- **Problem description**
In this exercise, the entries below include pictures. Repeat exactly the lines from the line with "What data populates" to the line with "Give me the", including both, but without the pictures.

--- begin ---

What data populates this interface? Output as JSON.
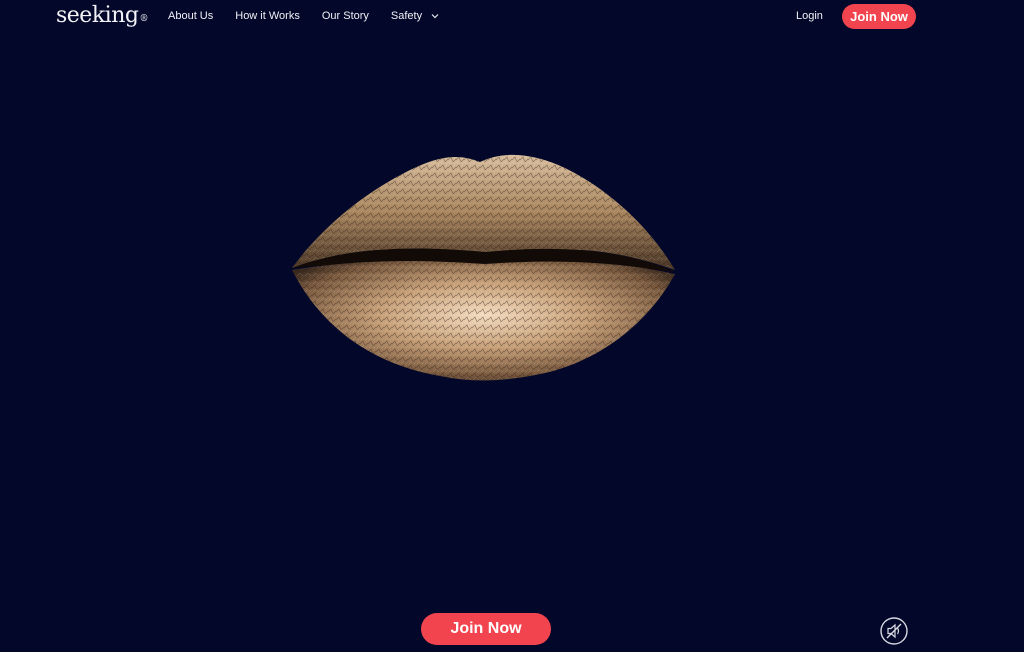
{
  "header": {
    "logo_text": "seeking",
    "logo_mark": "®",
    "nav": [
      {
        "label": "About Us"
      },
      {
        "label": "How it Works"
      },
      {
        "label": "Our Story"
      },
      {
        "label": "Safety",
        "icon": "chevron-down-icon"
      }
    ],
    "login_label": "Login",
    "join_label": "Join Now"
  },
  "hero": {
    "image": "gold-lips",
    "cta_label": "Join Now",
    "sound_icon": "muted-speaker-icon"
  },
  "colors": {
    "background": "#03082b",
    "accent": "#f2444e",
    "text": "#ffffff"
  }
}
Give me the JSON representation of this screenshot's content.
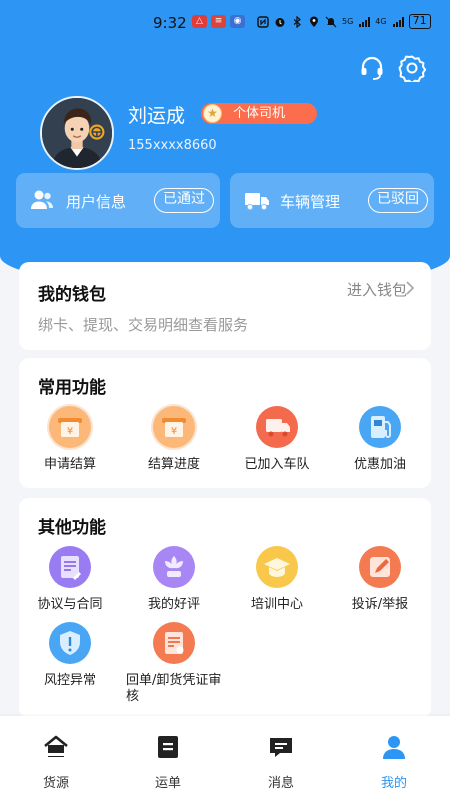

--- end ---
--- begin ---

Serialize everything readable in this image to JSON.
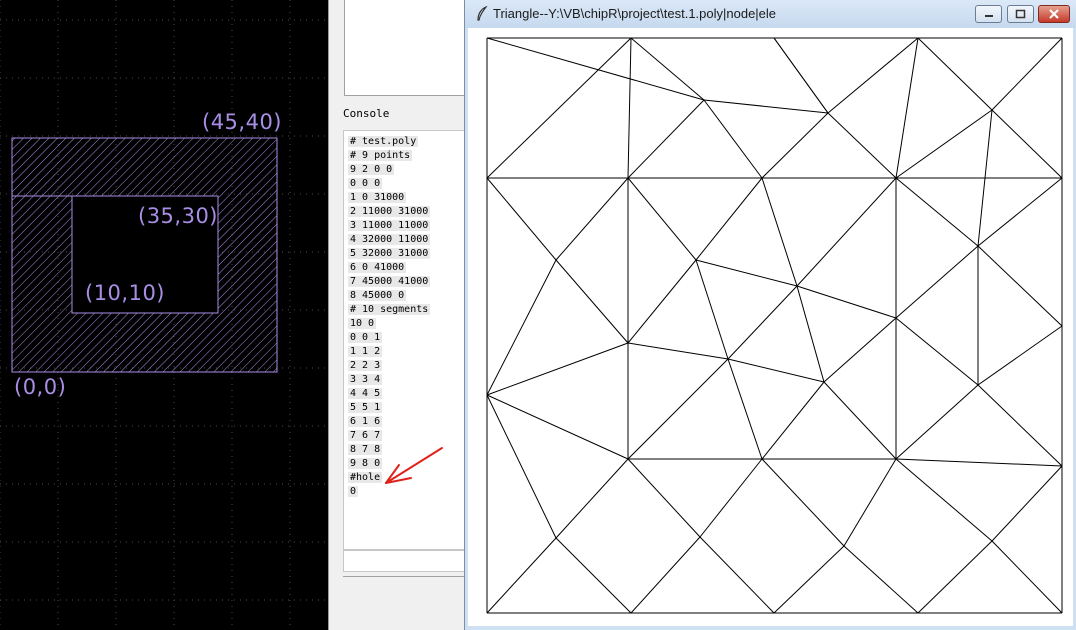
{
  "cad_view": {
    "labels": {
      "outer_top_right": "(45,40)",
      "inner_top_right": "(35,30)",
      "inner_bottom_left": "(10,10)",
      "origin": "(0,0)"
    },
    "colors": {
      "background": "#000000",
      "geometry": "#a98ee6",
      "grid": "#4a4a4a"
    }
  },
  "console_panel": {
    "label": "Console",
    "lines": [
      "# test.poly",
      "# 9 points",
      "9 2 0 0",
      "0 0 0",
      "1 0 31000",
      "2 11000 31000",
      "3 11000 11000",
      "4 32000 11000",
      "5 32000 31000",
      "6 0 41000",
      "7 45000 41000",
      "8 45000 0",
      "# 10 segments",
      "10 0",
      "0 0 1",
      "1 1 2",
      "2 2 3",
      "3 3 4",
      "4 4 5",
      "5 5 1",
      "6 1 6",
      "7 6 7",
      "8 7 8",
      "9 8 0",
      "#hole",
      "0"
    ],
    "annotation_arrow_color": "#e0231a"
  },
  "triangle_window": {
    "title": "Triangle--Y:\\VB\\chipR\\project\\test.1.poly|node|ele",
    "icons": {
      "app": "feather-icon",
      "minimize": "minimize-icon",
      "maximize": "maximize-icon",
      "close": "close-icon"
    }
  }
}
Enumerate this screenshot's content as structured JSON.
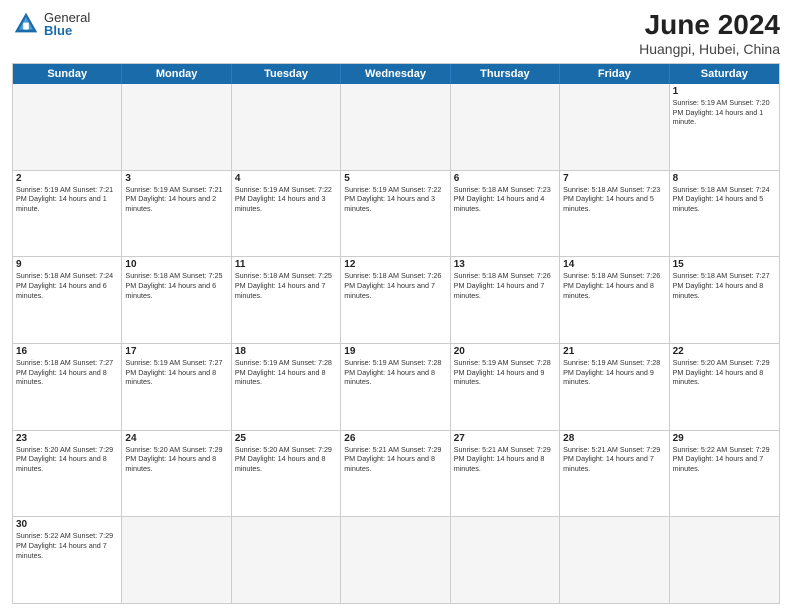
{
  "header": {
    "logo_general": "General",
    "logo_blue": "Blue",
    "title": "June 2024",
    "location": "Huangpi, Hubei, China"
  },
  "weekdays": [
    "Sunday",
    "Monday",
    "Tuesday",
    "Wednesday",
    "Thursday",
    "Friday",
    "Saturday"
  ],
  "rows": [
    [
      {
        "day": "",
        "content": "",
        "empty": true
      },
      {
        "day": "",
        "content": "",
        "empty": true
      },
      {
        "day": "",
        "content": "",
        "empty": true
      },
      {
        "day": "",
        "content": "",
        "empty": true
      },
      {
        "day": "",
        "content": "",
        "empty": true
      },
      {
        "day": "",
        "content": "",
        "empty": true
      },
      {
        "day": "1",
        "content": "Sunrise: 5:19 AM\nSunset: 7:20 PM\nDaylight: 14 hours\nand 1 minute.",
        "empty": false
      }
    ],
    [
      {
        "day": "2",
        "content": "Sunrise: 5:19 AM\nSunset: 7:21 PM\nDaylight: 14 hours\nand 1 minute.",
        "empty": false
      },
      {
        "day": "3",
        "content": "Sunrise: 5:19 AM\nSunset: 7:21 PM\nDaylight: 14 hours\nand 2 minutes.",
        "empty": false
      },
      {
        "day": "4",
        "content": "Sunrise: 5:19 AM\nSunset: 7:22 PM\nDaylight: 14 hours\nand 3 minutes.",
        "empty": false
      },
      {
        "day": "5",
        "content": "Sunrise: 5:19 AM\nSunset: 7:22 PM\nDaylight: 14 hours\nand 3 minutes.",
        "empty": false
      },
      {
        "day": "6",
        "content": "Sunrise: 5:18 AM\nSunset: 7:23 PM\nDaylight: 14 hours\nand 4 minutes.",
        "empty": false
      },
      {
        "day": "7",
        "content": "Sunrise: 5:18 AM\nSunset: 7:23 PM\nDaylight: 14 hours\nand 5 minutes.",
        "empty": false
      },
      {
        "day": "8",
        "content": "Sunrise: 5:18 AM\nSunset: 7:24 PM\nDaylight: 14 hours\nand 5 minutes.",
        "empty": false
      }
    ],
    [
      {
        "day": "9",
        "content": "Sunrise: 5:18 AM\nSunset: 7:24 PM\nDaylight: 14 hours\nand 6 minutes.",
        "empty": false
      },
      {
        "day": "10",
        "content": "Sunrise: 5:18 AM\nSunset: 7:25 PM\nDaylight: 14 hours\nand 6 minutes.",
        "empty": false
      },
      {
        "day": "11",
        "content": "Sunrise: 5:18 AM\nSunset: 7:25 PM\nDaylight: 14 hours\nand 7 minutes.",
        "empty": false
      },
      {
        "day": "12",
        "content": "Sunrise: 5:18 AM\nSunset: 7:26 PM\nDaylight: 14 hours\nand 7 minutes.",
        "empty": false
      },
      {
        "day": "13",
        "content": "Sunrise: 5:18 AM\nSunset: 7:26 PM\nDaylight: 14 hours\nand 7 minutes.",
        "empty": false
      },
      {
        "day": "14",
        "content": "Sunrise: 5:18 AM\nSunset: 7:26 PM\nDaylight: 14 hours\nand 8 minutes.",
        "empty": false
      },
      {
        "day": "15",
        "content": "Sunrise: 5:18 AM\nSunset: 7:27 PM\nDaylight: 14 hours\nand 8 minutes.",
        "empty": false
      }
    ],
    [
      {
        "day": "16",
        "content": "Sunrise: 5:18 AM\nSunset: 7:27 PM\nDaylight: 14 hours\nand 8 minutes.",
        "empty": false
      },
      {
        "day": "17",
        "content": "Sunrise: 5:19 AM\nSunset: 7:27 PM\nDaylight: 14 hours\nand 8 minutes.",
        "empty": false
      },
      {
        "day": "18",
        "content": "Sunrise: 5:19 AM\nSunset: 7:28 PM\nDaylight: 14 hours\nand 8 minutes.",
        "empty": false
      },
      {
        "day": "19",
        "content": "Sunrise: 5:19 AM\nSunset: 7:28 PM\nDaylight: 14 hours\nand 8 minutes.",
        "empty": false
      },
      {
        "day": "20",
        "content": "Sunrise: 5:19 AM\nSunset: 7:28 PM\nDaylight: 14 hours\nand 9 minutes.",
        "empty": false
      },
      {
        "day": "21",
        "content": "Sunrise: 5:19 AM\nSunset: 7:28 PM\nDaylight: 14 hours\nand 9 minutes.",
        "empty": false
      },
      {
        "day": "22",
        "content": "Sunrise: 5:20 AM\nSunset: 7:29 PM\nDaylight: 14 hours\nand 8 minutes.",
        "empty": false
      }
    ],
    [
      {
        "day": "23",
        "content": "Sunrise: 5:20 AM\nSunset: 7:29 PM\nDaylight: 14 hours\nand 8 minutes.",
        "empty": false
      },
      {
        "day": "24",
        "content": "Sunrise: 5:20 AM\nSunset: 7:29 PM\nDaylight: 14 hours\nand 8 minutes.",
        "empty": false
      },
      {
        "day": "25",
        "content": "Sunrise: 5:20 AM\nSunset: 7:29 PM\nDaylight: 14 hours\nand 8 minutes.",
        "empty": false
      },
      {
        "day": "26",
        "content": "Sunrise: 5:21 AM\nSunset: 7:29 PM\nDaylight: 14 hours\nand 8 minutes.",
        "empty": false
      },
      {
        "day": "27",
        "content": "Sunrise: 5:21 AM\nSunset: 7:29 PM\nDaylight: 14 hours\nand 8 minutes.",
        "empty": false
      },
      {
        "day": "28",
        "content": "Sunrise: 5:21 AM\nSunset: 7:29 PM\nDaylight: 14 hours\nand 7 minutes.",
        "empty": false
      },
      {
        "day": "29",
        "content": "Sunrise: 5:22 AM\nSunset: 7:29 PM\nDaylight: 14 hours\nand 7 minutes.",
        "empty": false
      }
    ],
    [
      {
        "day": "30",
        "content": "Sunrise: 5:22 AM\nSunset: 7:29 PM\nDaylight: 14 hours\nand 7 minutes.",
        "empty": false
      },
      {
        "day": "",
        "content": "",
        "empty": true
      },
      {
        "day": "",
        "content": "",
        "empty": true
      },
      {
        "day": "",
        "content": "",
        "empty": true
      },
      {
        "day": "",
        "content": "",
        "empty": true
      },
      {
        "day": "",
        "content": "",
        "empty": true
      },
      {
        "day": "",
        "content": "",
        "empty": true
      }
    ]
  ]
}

--- end ---

- **The output**
What data populates this interface? Output as JSON.
{
  "header": {
    "logo_text": "seeking",
    "logo_mark": "®",
    "nav": [
      {
        "label": "About Us"
      },
      {
        "label": "How it Works"
      },
      {
        "label": "Our Story"
      },
      {
        "label": "Safety",
        "icon": "chevron-down-icon"
      }
    ],
    "login_label": "Login",
    "join_label": "Join Now"
  },
  "hero": {
    "image": "gold-lips",
    "cta_label": "Join Now",
    "sound_icon": "muted-speaker-icon"
  },
  "colors": {
    "background": "#03082b",
    "accent": "#f2444e",
    "text": "#ffffff"
  }
}
Give me the JSON representation of this screenshot's content.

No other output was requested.